**YOUR GOAL**
Gather all lines from the material that contain the word "Adolphustown".

**RECORDED DATA**

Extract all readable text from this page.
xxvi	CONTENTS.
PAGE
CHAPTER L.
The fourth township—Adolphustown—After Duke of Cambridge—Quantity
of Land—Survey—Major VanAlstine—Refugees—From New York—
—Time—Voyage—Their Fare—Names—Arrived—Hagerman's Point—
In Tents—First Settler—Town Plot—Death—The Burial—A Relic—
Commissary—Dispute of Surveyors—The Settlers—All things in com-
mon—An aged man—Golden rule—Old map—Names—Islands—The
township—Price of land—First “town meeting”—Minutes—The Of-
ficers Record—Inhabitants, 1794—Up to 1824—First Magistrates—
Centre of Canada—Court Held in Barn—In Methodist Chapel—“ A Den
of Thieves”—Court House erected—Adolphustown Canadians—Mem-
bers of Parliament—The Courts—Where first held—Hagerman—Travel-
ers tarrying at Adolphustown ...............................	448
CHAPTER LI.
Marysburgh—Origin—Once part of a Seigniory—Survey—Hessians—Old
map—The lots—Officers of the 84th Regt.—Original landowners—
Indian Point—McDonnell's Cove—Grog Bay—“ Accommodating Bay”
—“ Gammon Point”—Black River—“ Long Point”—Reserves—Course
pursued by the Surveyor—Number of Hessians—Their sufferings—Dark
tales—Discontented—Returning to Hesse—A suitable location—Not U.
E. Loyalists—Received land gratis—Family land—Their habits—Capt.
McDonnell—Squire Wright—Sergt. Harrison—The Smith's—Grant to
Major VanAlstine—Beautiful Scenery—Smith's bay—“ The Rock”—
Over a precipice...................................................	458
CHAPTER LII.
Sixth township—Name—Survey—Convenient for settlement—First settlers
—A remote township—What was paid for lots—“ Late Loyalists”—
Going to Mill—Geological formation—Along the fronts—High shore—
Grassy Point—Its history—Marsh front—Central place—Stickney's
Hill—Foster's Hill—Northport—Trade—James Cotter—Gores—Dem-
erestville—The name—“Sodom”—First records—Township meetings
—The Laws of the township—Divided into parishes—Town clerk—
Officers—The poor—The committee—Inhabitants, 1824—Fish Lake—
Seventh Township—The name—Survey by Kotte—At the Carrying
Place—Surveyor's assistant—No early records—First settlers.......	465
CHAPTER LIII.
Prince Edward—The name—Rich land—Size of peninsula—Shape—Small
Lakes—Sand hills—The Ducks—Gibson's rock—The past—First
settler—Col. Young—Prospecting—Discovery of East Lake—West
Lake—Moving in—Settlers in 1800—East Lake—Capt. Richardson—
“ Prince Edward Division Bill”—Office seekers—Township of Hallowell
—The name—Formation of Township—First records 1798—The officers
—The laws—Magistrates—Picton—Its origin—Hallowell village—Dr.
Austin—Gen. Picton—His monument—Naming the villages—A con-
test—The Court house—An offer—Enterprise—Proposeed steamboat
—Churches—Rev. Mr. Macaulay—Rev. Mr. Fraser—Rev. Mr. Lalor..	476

**FULL RESPONSE**
The fourth township—Adolphustown—After Duke of Cambridge—Quantity
of Thieves”—Court House erected—Adolphustown Canadians—Mem-
ers tarrying at Adolphustown ...............................	448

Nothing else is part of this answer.